— start SUPPLIED DATA —
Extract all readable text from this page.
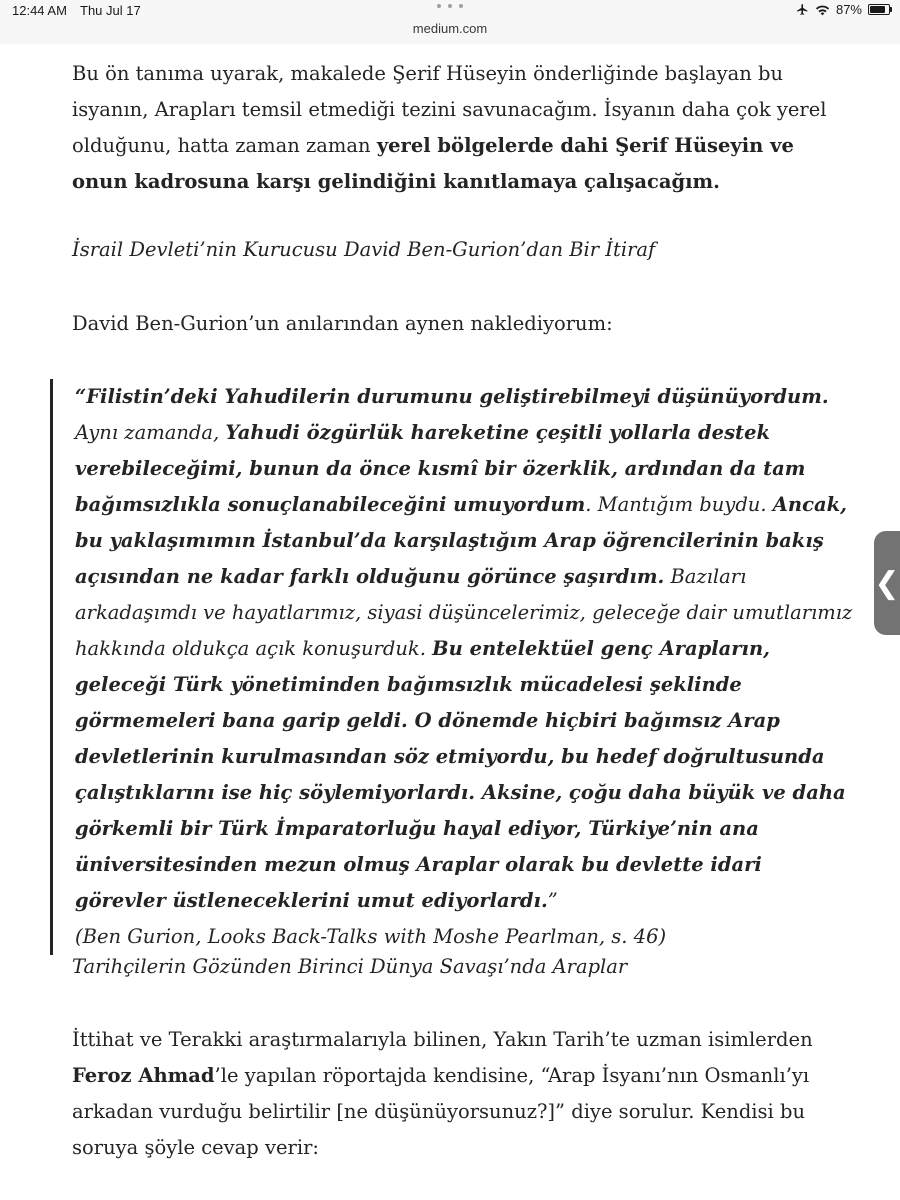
12:44 AM Thu Jul 17
medium.com
87%

Bu ön tanıma uyarak, makalede Şerif Hüseyin önderliğinde başlayan bu isyanın, Arapları temsil etmediği tezini savunacağım. İsyanın daha çok yerel olduğunu, hatta zaman zaman yerel bölgelerde dahi Şerif Hüseyin ve onun kadrosuna karşı gelindiğini kanıtlamaya çalışacağım.

İsrail Devleti’nin Kurucusu David Ben-Gurion’dan Bir İtiraf

David Ben-Gurion’un anılarından aynen naklediyorum:

“Filistin’deki Yahudilerin durumunu geliştirebilmeyi düşünüyordum. Aynı zamanda, Yahudi özgürlük hareketine çeşitli yollarla destek verebileceğimi, bunun da önce kısmî bir özerklik, ardından da tam bağımsızlıkla sonuçlanabileceğini umuyordum. Mantığım buydu. Ancak, bu yaklaşımımın İstanbul’da karşılaştığım Arap öğrencilerinin bakış açısından ne kadar farklı olduğunu görünce şaşırdım. Bazıları arkadaşımdı ve hayatlarımız, siyasi düşüncelerimiz, geleceğe dair umutlarımız hakkında oldukça açık konuşurduk. Bu entelektüel genç Arapların, geleceği Türk yönetiminden bağımsızlık mücadelesi şeklinde görmemeleri bana garip geldi. O dönemde hiçbiri bağımsız Arap devletlerinin kurulmasından söz etmiyordu, bu hedef doğrultusunda çalıştıklarını ise hiç söylemiyorlardı. Aksine, çoğu daha büyük ve daha görkemli bir Türk İmparatorluğu hayal ediyor, Türkiye’nin ana üniversitesinden mezun olmuş Araplar olarak bu devlette idari görevler üstleneceklerini umut ediyorlardı.”
(Ben Gurion, Looks Back-Talks with Moshe Pearlman, s. 46)

Tarihçilerin Gözünden Birinci Dünya Savaşı’nda Araplar

İttihat ve Terakki araştırmalarıyla bilinen, Yakın Tarih’te uzman isimlerden Feroz Ahmad’le yapılan röportajda kendisine, “Arap İsyanı’nın Osmanlı’yı arkadan vurduğu belirtilir [ne düşünüyorsunuz?]” diye sorulur. Kendisi bu soruya şöyle cevap verir:

❮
— end SUPPLIED DATA —
YOUR OBJECTIVE:
Could you reproduce every record above exactly, leaving out the pictures?

OUTPUT FOR THIS TASK:
Extract all readable text from this page.
12:44 AM Thu Jul 17
medium.com
87%

Bu ön tanıma uyarak, makalede Şerif Hüseyin önderliğinde başlayan bu isyanın, Arapları temsil etmediği tezini savunacağım. İsyanın daha çok yerel olduğunu, hatta zaman zaman yerel bölgelerde dahi Şerif Hüseyin ve onun kadrosuna karşı gelindiğini kanıtlamaya çalışacağım.

İsrail Devleti’nin Kurucusu David Ben-Gurion’dan Bir İtiraf

David Ben-Gurion’un anılarından aynen naklediyorum:

“Filistin’deki Yahudilerin durumunu geliştirebilmeyi düşünüyordum. Aynı zamanda, Yahudi özgürlük hareketine çeşitli yollarla destek verebileceğimi, bunun da önce kısmî bir özerklik, ardından da tam bağımsızlıkla sonuçlanabileceğini umuyordum. Mantığım buydu. Ancak, bu yaklaşımımın İstanbul’da karşılaştığım Arap öğrencilerinin bakış açısından ne kadar farklı olduğunu görünce şaşırdım. Bazıları arkadaşımdı ve hayatlarımız, siyasi düşüncelerimiz, geleceğe dair umutlarımız hakkında oldukça açık konuşurduk. Bu entelektüel genç Arapların, geleceği Türk yönetiminden bağımsızlık mücadelesi şeklinde görmemeleri bana garip geldi. O dönemde hiçbiri bağımsız Arap devletlerinin kurulmasından söz etmiyordu, bu hedef doğrultusunda çalıştıklarını ise hiç söylemiyorlardı. Aksine, çoğu daha büyük ve daha görkemli bir Türk İmparatorluğu hayal ediyor, Türkiye’nin ana üniversitesinden mezun olmuş Araplar olarak bu devlette idari görevler üstleneceklerini umut ediyorlardı.”
(Ben Gurion, Looks Back-Talks with Moshe Pearlman, s. 46)

Tarihçilerin Gözünden Birinci Dünya Savaşı’nda Araplar

İttihat ve Terakki araştırmalarıyla bilinen, Yakın Tarih’te uzman isimlerden Feroz Ahmad’le yapılan röportajda kendisine, “Arap İsyanı’nın Osmanlı’yı arkadan vurduğu belirtilir [ne düşünüyorsunuz?]” diye sorulur. Kendisi bu soruya şöyle cevap verir:

❮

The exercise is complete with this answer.